▸ **Job**:
Copy the lines of the records from the start through the line containing "svg-text:C-G SE 03.03", keeping them unchanged.

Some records
═══

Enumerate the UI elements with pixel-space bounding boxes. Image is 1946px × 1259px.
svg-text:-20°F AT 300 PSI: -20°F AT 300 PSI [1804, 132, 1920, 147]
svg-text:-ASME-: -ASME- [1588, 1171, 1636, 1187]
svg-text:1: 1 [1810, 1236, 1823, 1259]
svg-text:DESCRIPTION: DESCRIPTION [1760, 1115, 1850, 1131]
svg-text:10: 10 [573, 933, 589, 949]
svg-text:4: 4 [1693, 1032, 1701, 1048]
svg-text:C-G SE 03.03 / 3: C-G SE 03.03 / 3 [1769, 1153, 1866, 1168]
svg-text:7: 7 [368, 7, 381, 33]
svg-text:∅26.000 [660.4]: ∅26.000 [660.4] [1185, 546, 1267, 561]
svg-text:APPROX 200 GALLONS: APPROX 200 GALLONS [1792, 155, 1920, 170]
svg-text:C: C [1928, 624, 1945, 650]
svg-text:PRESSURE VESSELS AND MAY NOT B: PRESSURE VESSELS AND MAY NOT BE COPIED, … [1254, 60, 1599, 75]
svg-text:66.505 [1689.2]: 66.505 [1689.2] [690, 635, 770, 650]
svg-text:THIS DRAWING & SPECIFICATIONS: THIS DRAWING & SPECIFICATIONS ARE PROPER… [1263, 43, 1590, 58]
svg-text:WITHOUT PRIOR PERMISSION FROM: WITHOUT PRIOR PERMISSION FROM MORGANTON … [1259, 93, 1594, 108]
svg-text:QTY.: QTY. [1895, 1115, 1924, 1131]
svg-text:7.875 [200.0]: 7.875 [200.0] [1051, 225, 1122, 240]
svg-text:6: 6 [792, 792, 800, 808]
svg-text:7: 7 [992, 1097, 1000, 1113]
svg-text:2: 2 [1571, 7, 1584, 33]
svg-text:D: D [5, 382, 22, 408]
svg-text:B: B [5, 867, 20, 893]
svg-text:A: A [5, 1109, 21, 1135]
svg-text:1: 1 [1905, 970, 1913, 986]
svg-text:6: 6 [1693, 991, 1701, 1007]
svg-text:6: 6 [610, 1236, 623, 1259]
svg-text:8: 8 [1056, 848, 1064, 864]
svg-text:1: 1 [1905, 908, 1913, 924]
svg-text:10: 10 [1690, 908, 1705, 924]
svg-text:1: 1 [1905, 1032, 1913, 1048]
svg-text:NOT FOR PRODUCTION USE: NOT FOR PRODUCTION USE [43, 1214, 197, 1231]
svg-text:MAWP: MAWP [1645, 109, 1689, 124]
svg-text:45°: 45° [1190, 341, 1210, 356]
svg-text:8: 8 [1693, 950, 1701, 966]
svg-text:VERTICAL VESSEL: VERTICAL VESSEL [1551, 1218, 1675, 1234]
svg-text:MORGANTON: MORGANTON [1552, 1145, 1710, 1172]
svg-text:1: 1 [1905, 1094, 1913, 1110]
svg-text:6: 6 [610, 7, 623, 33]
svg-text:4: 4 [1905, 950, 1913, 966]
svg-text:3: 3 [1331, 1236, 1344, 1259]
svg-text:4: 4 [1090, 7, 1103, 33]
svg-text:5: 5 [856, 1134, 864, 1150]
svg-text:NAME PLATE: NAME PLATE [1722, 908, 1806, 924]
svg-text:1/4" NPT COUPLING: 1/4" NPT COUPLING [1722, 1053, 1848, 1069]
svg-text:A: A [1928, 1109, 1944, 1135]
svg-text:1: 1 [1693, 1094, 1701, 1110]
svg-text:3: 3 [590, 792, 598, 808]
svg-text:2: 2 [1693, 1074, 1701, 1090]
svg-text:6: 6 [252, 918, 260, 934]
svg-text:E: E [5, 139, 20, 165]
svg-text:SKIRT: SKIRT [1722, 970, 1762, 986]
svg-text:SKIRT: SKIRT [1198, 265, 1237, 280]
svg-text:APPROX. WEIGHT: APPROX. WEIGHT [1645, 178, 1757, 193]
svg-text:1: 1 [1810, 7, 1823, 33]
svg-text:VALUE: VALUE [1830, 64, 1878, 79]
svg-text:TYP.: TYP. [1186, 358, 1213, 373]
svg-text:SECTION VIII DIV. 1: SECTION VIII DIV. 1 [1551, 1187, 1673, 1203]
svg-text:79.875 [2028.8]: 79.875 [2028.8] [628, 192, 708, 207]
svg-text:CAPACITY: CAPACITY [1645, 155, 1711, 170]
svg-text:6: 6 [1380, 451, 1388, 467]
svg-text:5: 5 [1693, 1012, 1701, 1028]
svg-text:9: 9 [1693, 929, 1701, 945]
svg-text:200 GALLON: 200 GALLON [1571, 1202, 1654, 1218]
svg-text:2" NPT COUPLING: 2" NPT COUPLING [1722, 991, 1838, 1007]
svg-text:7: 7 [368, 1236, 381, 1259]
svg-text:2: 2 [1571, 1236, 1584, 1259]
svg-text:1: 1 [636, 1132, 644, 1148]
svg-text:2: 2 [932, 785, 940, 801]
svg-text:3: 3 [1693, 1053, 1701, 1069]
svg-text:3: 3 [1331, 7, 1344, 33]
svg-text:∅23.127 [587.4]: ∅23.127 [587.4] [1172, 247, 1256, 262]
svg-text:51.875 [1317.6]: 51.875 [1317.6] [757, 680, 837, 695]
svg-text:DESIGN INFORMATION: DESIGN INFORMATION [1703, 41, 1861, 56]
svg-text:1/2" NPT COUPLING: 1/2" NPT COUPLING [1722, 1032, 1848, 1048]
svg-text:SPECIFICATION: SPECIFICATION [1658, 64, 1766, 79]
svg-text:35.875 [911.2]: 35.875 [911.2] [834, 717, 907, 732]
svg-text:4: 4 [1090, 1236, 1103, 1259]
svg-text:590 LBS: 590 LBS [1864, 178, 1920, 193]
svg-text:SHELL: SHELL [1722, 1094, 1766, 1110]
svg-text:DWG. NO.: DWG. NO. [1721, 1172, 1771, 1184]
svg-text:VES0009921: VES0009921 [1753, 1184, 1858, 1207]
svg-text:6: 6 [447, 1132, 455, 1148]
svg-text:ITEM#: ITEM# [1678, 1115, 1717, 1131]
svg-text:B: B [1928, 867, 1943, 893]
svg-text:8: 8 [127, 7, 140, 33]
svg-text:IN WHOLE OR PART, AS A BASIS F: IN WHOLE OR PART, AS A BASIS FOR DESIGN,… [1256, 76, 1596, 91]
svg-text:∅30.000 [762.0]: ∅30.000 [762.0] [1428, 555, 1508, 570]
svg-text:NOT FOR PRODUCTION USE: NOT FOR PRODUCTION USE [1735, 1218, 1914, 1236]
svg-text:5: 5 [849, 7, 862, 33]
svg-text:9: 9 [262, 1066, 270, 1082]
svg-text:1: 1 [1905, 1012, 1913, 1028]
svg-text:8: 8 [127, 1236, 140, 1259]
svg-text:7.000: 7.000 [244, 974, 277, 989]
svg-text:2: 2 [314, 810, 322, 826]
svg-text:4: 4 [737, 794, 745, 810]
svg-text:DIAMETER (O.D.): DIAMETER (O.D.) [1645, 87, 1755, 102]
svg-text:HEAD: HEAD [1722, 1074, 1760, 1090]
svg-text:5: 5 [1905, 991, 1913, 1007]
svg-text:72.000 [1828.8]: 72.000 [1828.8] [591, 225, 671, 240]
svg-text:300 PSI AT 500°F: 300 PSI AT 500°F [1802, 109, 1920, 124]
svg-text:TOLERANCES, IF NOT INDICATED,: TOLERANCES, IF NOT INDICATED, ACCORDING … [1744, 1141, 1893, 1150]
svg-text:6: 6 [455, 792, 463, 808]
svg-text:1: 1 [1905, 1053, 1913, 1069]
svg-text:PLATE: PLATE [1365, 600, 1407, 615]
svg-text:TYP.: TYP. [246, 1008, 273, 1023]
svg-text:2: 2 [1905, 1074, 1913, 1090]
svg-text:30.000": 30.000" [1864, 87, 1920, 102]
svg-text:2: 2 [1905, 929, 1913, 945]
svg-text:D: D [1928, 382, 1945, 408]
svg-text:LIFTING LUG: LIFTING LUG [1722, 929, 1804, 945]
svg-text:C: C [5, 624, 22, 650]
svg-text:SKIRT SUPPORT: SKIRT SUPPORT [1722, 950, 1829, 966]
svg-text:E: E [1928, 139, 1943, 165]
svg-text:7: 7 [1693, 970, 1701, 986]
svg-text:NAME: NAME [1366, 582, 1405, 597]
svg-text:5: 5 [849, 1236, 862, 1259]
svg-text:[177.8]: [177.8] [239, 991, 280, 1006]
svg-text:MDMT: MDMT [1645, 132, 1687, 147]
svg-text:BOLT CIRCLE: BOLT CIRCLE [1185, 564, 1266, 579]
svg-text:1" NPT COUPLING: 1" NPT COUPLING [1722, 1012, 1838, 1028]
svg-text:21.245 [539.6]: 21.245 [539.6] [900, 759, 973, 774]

═══

▸ **Written reply**:
Enumerate the UI elements with pixel-space bounding boxes. Image is 1946px × 1259px.
svg-text:-20°F AT 300 PSI: -20°F AT 300 PSI [1804, 132, 1920, 147]
svg-text:-ASME-: -ASME- [1588, 1171, 1636, 1187]
svg-text:1: 1 [1810, 1236, 1823, 1259]
svg-text:DESCRIPTION: DESCRIPTION [1760, 1115, 1850, 1131]
svg-text:10: 10 [573, 933, 589, 949]
svg-text:4: 4 [1693, 1032, 1701, 1048]
svg-text:C-G SE 03.03 / 3: C-G SE 03.03 / 3 [1769, 1153, 1866, 1168]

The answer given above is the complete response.